[Data records]
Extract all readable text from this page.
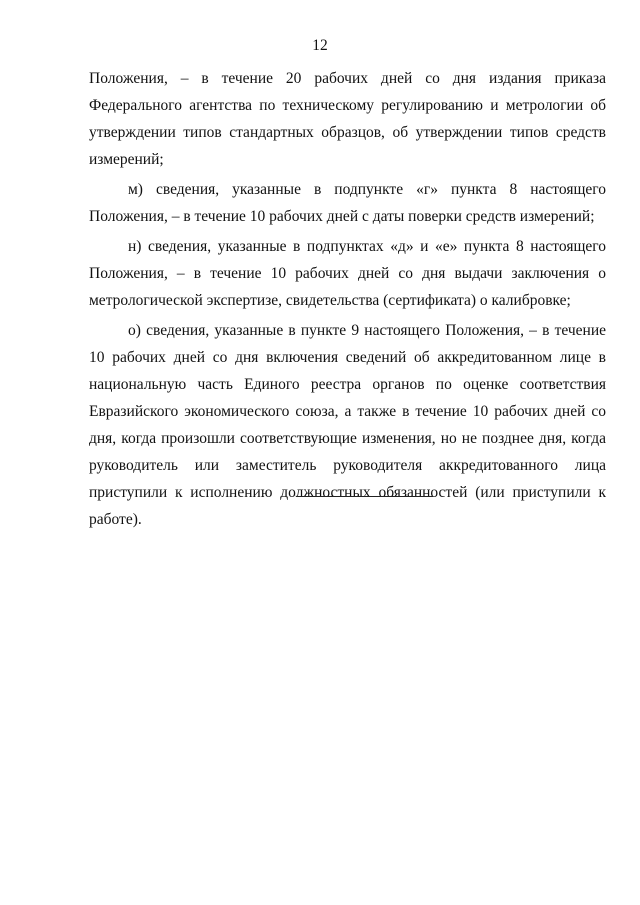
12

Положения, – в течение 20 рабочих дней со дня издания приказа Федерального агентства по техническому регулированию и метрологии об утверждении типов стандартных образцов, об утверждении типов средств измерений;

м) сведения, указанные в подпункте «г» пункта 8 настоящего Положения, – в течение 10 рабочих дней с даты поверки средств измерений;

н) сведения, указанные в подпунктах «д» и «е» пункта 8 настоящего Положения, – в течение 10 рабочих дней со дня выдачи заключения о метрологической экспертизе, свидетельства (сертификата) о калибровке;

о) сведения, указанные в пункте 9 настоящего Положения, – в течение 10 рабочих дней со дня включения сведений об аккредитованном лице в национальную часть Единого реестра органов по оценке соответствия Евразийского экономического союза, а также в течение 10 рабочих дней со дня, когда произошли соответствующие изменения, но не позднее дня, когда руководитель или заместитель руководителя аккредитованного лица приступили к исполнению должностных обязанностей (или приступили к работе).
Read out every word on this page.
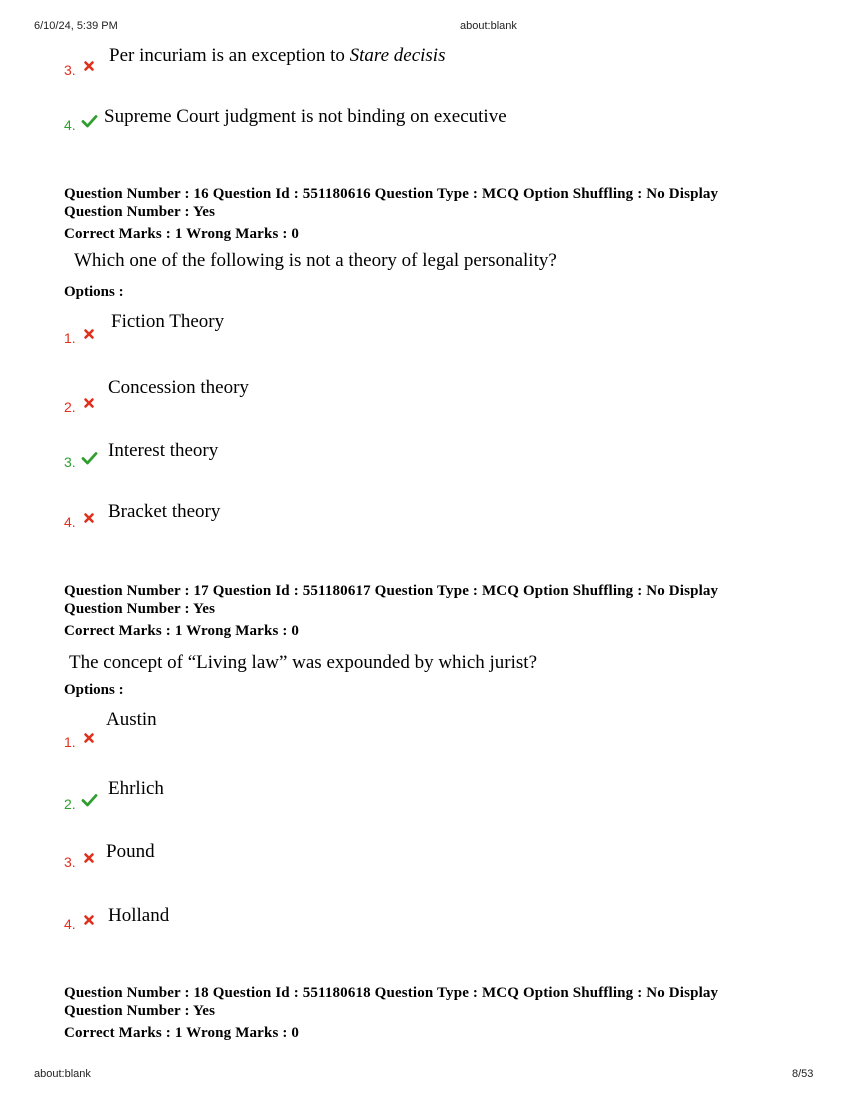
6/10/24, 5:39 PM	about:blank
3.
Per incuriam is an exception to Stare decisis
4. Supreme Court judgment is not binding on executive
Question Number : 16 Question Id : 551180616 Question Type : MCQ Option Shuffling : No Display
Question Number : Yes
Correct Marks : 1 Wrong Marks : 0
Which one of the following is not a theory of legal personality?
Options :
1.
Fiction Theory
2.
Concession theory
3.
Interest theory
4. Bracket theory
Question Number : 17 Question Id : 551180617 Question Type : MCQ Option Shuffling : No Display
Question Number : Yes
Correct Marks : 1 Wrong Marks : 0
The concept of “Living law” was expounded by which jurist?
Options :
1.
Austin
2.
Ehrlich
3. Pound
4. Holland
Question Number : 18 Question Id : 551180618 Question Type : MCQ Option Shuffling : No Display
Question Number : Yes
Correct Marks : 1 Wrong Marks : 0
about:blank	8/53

**REQUIRED TASK**
Can you repeat every record above exactly, apart from the pictures?

**WRITTEN SOLUTION**
Extract all readable text from this page.
12

Положения, – в течение 20 рабочих дней со дня издания приказа Федерального агентства по техническому регулированию и метрологии об утверждении типов стандартных образцов, об утверждении типов средств измерений;

м) сведения, указанные в подпункте «г» пункта 8 настоящего Положения, – в течение 10 рабочих дней с даты поверки средств измерений;

н) сведения, указанные в подпунктах «д» и «е» пункта 8 настоящего Положения, – в течение 10 рабочих дней со дня выдачи заключения о метрологической экспертизе, свидетельства (сертификата) о калибровке;

о) сведения, указанные в пункте 9 настоящего Положения, – в течение 10 рабочих дней со дня включения сведений об аккредитованном лице в национальную часть Единого реестра органов по оценке соответствия Евразийского экономического союза, а также в течение 10 рабочих дней со дня, когда произошли соответствующие изменения, но не позднее дня, когда руководитель или заместитель руководителя аккредитованного лица приступили к исполнению должностных обязанностей (или приступили к работе).
Read out every word on this page.
6/10/24, 5:39 PM	about:blank
3.
Per incuriam is an exception to Stare decisis
4. Supreme Court judgment is not binding on executive
Question Number : 16 Question Id : 551180616 Question Type : MCQ Option Shuffling : No Display
Question Number : Yes
Correct Marks : 1 Wrong Marks : 0
Which one of the following is not a theory of legal personality?
Options :
1.
Fiction Theory
2.
Concession theory
3.
Interest theory
4. Bracket theory
Question Number : 17 Question Id : 551180617 Question Type : MCQ Option Shuffling : No Display
Question Number : Yes
Correct Marks : 1 Wrong Marks : 0
The concept of “Living law” was expounded by which jurist?
Options :
1.
Austin
2.
Ehrlich
3. Pound
4. Holland
Question Number : 18 Question Id : 551180618 Question Type : MCQ Option Shuffling : No Display
Question Number : Yes
Correct Marks : 1 Wrong Marks : 0
about:blank	8/53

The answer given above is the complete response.